═════ DATASET RECORDS
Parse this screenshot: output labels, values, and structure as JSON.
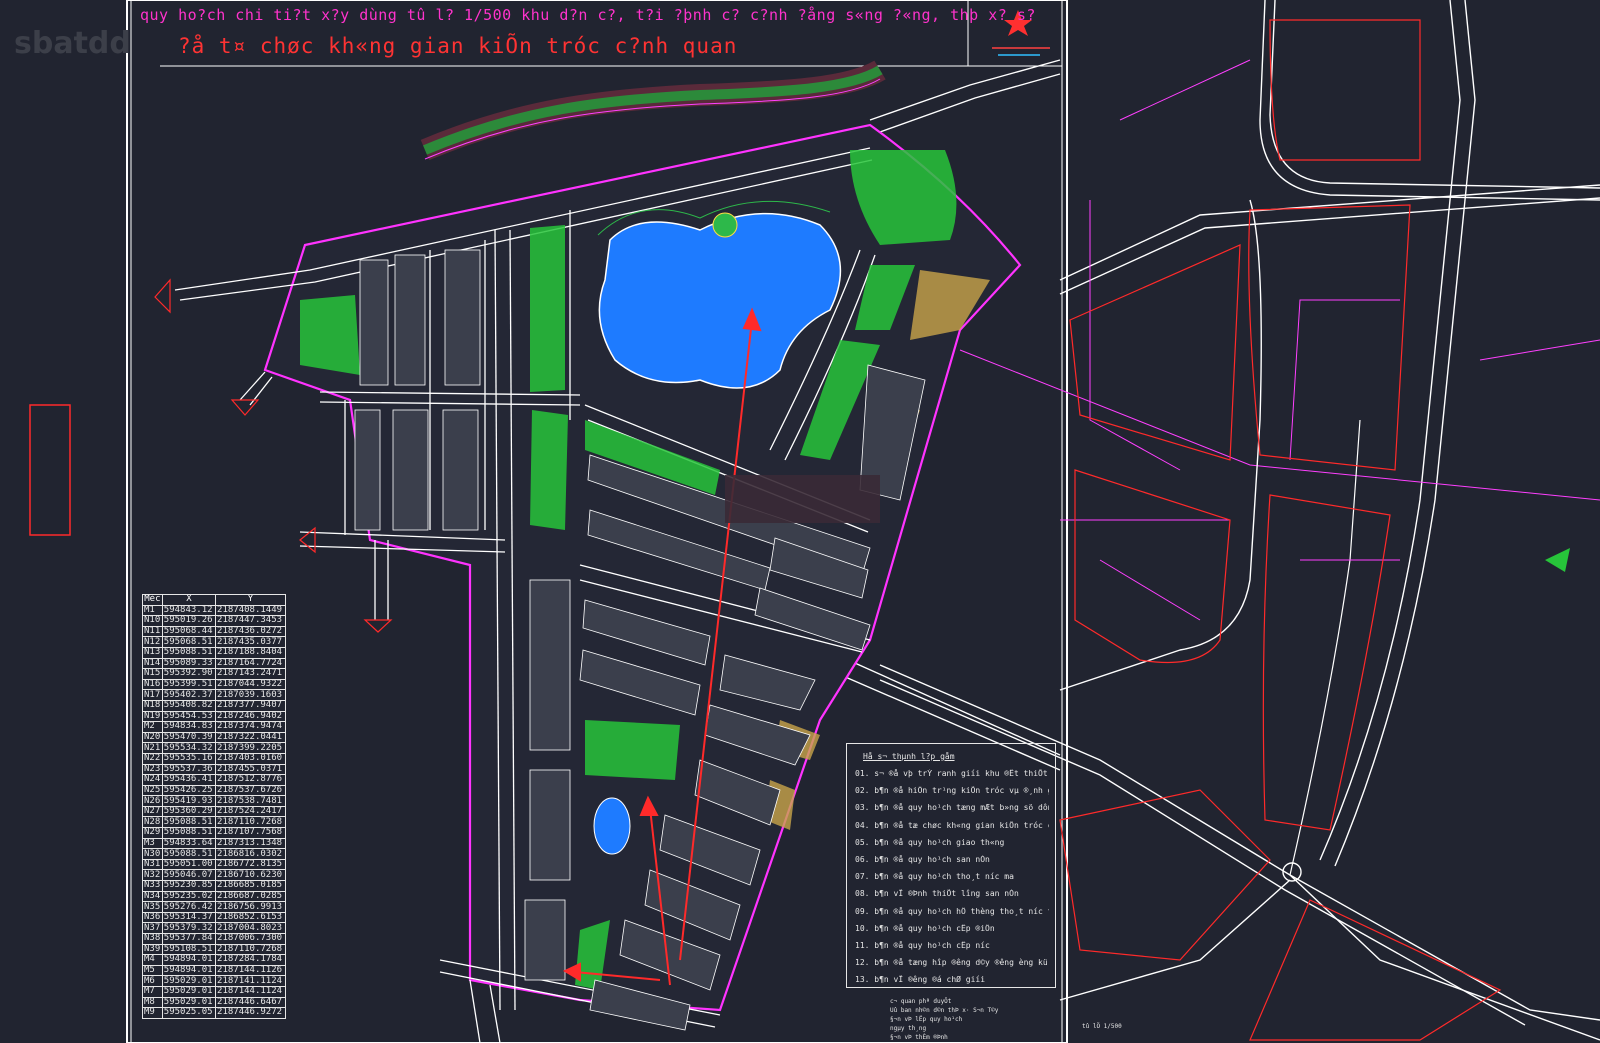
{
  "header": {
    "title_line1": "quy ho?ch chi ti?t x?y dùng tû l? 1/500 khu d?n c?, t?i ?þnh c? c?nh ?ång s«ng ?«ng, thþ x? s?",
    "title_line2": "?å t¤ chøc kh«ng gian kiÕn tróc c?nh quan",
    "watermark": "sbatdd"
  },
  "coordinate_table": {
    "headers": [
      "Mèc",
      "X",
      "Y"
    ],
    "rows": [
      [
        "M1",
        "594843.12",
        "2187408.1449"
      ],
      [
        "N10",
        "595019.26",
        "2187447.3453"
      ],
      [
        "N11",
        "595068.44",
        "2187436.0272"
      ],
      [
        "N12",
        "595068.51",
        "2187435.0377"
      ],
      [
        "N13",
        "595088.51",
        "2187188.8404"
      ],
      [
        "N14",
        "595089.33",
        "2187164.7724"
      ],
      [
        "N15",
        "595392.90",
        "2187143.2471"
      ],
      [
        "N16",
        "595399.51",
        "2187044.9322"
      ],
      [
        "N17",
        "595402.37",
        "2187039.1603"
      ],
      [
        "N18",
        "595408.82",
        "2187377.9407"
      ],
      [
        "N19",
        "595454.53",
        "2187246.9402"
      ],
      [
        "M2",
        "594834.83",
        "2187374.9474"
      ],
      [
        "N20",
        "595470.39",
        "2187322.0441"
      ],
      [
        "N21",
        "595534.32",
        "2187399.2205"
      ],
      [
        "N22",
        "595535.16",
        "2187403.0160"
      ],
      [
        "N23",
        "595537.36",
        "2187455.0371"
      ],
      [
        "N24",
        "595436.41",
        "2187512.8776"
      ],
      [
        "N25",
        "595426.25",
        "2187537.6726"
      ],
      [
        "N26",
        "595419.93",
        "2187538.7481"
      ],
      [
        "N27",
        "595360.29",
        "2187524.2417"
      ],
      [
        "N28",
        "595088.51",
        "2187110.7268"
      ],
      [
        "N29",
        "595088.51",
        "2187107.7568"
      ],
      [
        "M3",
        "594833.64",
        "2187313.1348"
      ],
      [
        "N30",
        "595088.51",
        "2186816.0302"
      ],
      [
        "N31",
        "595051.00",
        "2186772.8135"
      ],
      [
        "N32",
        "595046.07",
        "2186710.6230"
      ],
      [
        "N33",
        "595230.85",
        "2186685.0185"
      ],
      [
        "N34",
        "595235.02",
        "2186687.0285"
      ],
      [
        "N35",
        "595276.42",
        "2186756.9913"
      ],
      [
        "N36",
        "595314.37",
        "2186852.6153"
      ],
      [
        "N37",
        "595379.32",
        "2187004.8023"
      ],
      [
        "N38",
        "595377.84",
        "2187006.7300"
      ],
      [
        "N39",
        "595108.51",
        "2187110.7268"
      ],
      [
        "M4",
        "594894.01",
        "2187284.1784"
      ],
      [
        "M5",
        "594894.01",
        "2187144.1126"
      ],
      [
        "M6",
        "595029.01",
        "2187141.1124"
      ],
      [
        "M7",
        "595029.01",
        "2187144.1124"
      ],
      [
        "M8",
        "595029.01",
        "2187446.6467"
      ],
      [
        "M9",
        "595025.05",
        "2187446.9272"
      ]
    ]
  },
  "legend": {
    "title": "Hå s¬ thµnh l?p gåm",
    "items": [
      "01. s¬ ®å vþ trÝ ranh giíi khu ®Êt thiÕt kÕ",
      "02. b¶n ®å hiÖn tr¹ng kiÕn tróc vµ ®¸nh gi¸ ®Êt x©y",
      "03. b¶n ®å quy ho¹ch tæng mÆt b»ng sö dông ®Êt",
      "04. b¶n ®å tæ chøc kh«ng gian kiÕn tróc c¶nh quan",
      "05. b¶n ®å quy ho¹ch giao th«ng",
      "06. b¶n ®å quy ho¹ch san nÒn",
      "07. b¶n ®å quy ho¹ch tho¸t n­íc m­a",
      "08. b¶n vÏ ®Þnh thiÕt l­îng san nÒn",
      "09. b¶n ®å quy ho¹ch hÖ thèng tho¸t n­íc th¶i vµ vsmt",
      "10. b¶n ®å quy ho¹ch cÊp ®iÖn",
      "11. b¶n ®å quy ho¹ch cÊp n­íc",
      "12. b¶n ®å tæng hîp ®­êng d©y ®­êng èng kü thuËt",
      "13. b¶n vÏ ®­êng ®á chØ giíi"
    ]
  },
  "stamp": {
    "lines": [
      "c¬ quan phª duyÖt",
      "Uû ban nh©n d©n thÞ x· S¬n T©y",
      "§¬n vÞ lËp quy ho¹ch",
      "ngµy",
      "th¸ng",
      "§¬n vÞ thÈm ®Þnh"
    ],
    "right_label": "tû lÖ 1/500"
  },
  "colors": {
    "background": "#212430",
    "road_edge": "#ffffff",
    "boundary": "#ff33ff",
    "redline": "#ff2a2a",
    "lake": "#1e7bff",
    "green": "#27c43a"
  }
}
══════════
═════ DATASET RECORDS
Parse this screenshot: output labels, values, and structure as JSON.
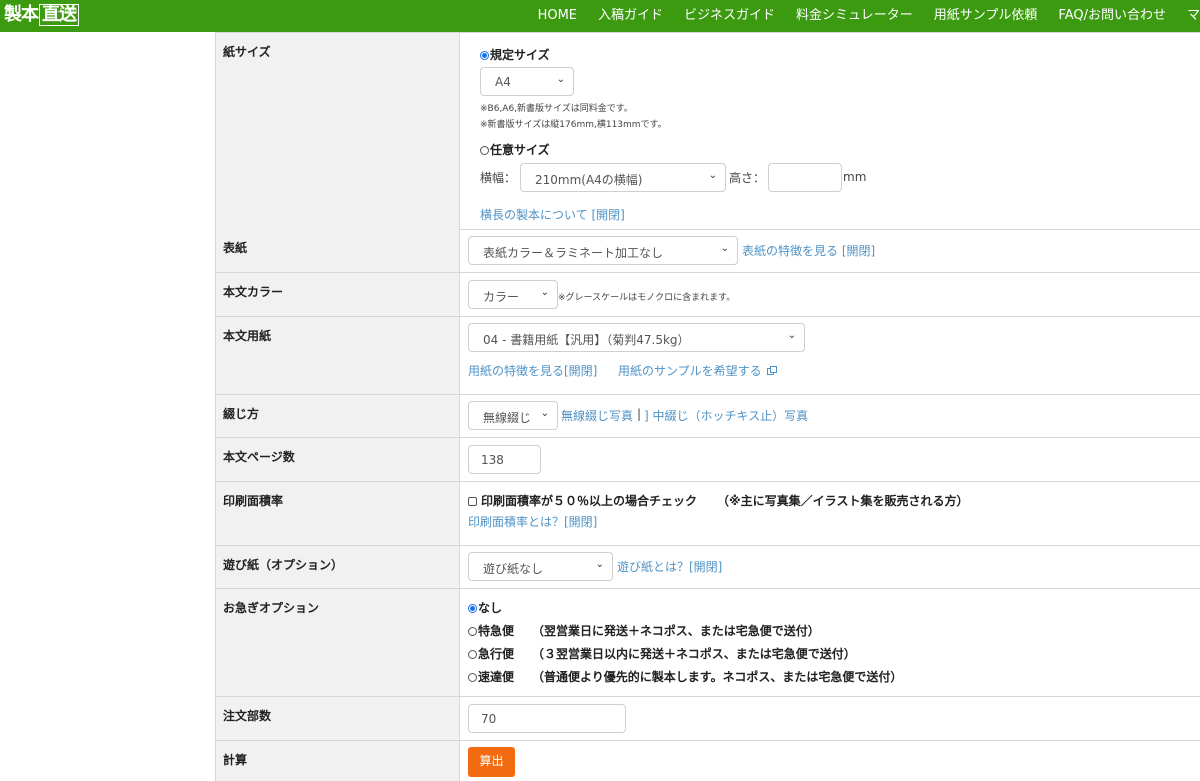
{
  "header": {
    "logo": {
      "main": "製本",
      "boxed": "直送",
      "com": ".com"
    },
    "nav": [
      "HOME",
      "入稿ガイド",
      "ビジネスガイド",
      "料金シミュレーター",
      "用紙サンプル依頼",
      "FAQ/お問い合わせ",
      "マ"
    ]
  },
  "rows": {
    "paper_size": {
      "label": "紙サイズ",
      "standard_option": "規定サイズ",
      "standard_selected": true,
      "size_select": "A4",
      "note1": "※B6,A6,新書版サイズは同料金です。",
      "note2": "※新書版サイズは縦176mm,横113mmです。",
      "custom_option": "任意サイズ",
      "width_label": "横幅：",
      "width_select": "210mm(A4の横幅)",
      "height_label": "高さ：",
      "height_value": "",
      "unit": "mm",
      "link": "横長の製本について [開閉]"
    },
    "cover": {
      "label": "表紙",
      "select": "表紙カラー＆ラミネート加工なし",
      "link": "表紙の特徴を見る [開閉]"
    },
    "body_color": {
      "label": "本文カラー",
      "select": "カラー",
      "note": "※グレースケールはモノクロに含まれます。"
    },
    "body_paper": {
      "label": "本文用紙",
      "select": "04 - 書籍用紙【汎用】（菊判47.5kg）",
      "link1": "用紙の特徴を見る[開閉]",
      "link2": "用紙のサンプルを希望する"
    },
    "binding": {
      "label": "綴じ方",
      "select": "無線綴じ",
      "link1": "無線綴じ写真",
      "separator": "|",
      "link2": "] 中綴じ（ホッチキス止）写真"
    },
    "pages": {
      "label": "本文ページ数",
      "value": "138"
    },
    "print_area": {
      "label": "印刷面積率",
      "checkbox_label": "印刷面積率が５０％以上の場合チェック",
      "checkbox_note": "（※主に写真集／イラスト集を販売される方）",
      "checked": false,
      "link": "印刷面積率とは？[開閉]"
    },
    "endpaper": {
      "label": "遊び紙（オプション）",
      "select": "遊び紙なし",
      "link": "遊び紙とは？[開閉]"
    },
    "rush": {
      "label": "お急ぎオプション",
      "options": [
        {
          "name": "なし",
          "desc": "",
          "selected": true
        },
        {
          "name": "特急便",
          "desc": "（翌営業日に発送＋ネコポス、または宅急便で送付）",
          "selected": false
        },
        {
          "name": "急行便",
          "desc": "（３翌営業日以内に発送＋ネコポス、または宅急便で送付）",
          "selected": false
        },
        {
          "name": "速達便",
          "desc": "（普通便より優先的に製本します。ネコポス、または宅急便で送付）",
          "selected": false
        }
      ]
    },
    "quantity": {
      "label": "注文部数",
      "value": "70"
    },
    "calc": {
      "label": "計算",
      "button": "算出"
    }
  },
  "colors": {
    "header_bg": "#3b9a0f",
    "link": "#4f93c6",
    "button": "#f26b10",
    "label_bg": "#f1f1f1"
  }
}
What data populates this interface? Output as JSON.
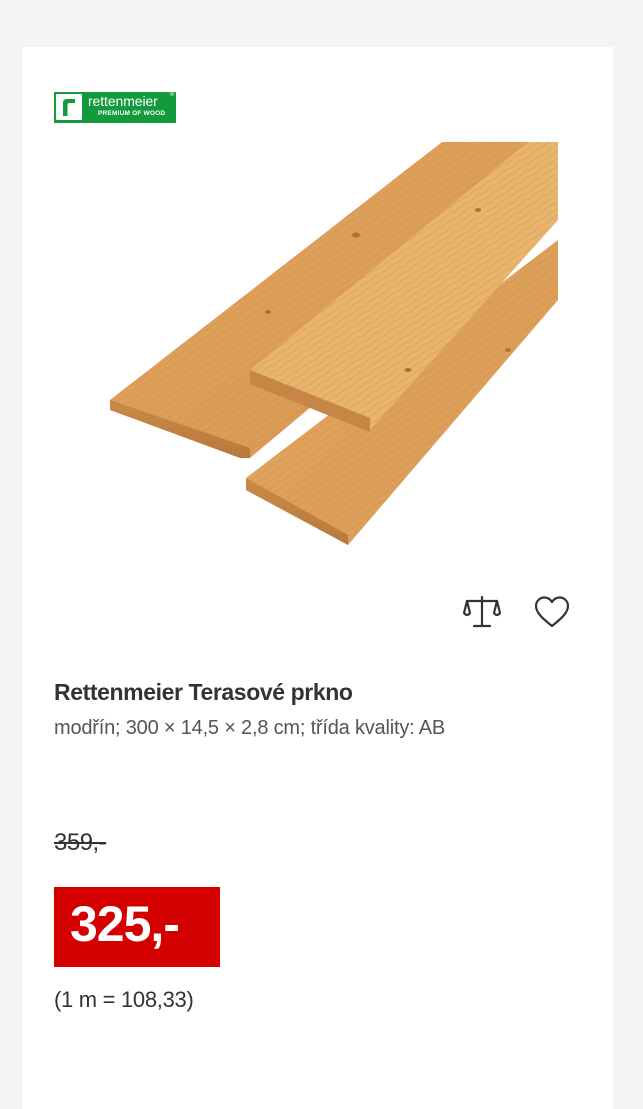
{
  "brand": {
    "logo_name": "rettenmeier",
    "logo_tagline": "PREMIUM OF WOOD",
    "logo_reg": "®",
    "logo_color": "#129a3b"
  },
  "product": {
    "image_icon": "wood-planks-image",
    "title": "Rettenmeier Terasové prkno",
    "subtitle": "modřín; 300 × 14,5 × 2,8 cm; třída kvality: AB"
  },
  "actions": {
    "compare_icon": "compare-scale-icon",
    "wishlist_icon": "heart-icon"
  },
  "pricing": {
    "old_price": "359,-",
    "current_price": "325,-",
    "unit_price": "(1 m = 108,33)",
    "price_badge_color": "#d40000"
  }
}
══════════
WHAT YOU HAVE TO DO | Reply with nothing except the number of lines in the listing above that include the string "ネコポス".

ANSWER | 3